> WRITTEN PROBLEM
Pick out every line that holds the string "label" and copy it.

Collection entries
------------------------------
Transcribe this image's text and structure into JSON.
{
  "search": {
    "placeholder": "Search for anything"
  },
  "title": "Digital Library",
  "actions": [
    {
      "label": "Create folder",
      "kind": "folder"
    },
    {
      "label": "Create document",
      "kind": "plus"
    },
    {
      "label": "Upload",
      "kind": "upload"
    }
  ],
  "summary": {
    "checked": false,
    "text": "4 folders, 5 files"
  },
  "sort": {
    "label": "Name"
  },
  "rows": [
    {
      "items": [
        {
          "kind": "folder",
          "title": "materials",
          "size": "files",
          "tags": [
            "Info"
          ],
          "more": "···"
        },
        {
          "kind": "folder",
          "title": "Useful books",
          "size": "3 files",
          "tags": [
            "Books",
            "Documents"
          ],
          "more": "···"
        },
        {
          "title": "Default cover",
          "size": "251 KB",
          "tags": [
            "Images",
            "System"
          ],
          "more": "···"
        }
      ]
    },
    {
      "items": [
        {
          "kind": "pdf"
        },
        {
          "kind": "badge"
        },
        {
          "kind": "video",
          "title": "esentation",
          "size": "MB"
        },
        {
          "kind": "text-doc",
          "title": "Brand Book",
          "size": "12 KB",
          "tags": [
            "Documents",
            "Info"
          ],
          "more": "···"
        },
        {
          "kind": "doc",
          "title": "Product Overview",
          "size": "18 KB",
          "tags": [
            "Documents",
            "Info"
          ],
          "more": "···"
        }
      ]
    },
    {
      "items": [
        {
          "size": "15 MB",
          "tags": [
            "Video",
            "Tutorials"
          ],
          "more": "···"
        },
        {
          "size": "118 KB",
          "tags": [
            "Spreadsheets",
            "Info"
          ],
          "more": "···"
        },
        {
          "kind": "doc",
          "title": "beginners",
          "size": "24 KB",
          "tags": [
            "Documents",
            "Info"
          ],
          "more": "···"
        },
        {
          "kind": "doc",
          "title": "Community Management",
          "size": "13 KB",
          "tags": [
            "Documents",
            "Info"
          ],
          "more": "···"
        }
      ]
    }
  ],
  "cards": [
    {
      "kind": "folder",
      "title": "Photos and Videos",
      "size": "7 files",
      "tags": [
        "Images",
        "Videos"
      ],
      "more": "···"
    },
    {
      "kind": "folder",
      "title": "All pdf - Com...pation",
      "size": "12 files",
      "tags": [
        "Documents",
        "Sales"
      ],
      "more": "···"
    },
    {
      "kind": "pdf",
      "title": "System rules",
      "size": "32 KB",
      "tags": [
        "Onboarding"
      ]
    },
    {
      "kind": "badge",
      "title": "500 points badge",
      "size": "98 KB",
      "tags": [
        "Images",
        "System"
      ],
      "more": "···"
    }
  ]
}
------------------------------
> RESULT
      "label": "Create folder",
      "label": "Create document",
      "label": "Upload",
    "label": "Name"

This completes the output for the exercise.